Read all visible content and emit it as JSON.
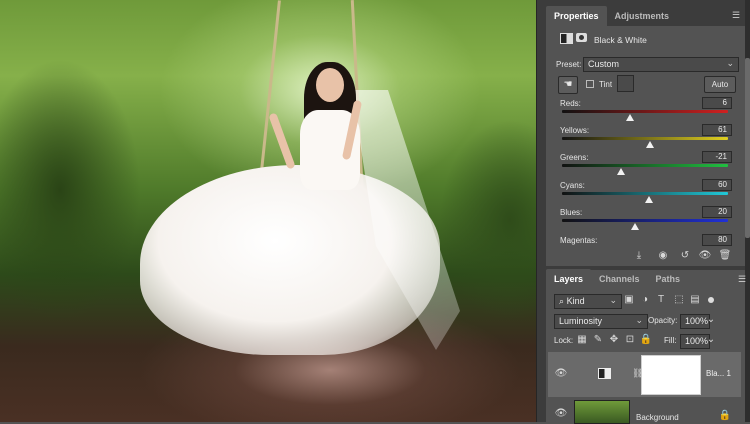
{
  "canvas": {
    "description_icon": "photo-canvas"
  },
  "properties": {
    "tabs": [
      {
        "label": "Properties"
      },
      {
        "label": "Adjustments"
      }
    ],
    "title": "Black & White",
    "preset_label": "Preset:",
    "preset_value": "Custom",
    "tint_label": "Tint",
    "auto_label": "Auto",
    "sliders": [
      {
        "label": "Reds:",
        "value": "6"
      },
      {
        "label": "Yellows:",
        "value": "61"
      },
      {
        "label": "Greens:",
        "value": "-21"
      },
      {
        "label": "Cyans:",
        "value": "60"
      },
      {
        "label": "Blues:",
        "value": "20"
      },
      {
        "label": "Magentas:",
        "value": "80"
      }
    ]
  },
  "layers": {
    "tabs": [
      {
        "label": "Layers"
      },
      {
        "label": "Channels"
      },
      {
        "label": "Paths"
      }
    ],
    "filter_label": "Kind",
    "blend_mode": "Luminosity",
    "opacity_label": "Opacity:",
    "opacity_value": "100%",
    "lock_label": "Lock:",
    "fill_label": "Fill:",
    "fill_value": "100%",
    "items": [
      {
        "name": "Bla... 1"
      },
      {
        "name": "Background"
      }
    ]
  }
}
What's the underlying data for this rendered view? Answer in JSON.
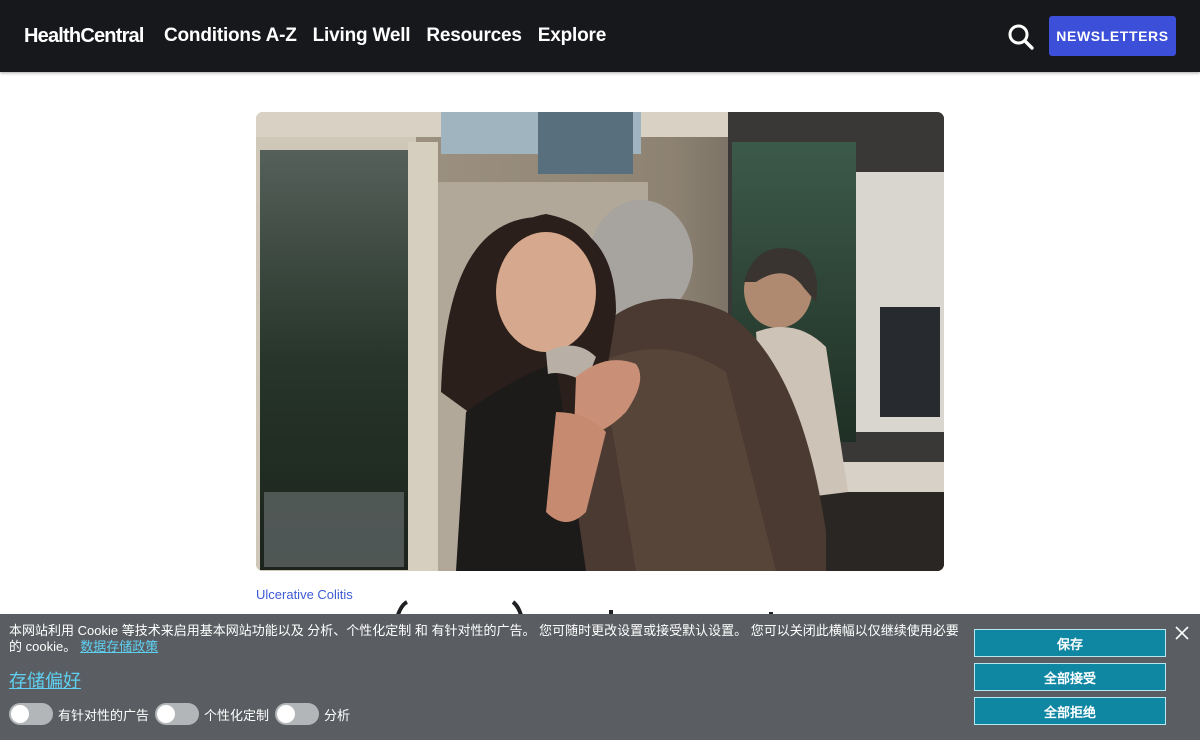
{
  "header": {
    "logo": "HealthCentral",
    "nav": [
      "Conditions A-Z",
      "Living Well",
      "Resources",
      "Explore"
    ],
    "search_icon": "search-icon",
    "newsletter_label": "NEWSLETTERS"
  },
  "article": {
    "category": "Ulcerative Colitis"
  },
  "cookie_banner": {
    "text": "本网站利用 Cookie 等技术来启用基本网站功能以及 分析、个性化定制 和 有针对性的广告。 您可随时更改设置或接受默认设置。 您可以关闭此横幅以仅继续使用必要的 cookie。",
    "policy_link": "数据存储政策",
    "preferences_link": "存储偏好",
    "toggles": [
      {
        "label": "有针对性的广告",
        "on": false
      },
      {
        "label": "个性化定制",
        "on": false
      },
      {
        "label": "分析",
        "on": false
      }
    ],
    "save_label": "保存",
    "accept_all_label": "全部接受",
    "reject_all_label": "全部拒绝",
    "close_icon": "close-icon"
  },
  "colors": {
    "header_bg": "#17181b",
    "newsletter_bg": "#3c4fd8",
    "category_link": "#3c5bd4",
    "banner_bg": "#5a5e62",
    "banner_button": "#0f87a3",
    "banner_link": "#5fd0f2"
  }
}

═══

Objective. Reproduce the full listing faithfully, but do not carry over any pictures.

The answer.
Read all visible content and emit it as JSON.
{
  "canvas": {
    "description_icon": "photo-canvas"
  },
  "properties": {
    "tabs": [
      {
        "label": "Properties"
      },
      {
        "label": "Adjustments"
      }
    ],
    "title": "Black & White",
    "preset_label": "Preset:",
    "preset_value": "Custom",
    "tint_label": "Tint",
    "auto_label": "Auto",
    "sliders": [
      {
        "label": "Reds:",
        "value": "6"
      },
      {
        "label": "Yellows:",
        "value": "61"
      },
      {
        "label": "Greens:",
        "value": "-21"
      },
      {
        "label": "Cyans:",
        "value": "60"
      },
      {
        "label": "Blues:",
        "value": "20"
      },
      {
        "label": "Magentas:",
        "value": "80"
      }
    ]
  },
  "layers": {
    "tabs": [
      {
        "label": "Layers"
      },
      {
        "label": "Channels"
      },
      {
        "label": "Paths"
      }
    ],
    "filter_label": "Kind",
    "blend_mode": "Luminosity",
    "opacity_label": "Opacity:",
    "opacity_value": "100%",
    "lock_label": "Lock:",
    "fill_label": "Fill:",
    "fill_value": "100%",
    "items": [
      {
        "name": "Bla... 1"
      },
      {
        "name": "Background"
      }
    ]
  }
}
What's the underlying data for this rendered view? Answer in JSON.
{
  "header": {
    "logo": "HealthCentral",
    "nav": [
      "Conditions A-Z",
      "Living Well",
      "Resources",
      "Explore"
    ],
    "search_icon": "search-icon",
    "newsletter_label": "NEWSLETTERS"
  },
  "article": {
    "category": "Ulcerative Colitis"
  },
  "cookie_banner": {
    "text": "本网站利用 Cookie 等技术来启用基本网站功能以及 分析、个性化定制 和 有针对性的广告。 您可随时更改设置或接受默认设置。 您可以关闭此横幅以仅继续使用必要的 cookie。",
    "policy_link": "数据存储政策",
    "preferences_link": "存储偏好",
    "toggles": [
      {
        "label": "有针对性的广告",
        "on": false
      },
      {
        "label": "个性化定制",
        "on": false
      },
      {
        "label": "分析",
        "on": false
      }
    ],
    "save_label": "保存",
    "accept_all_label": "全部接受",
    "reject_all_label": "全部拒绝",
    "close_icon": "close-icon"
  },
  "colors": {
    "header_bg": "#17181b",
    "newsletter_bg": "#3c4fd8",
    "category_link": "#3c5bd4",
    "banner_bg": "#5a5e62",
    "banner_button": "#0f87a3",
    "banner_link": "#5fd0f2"
  }
}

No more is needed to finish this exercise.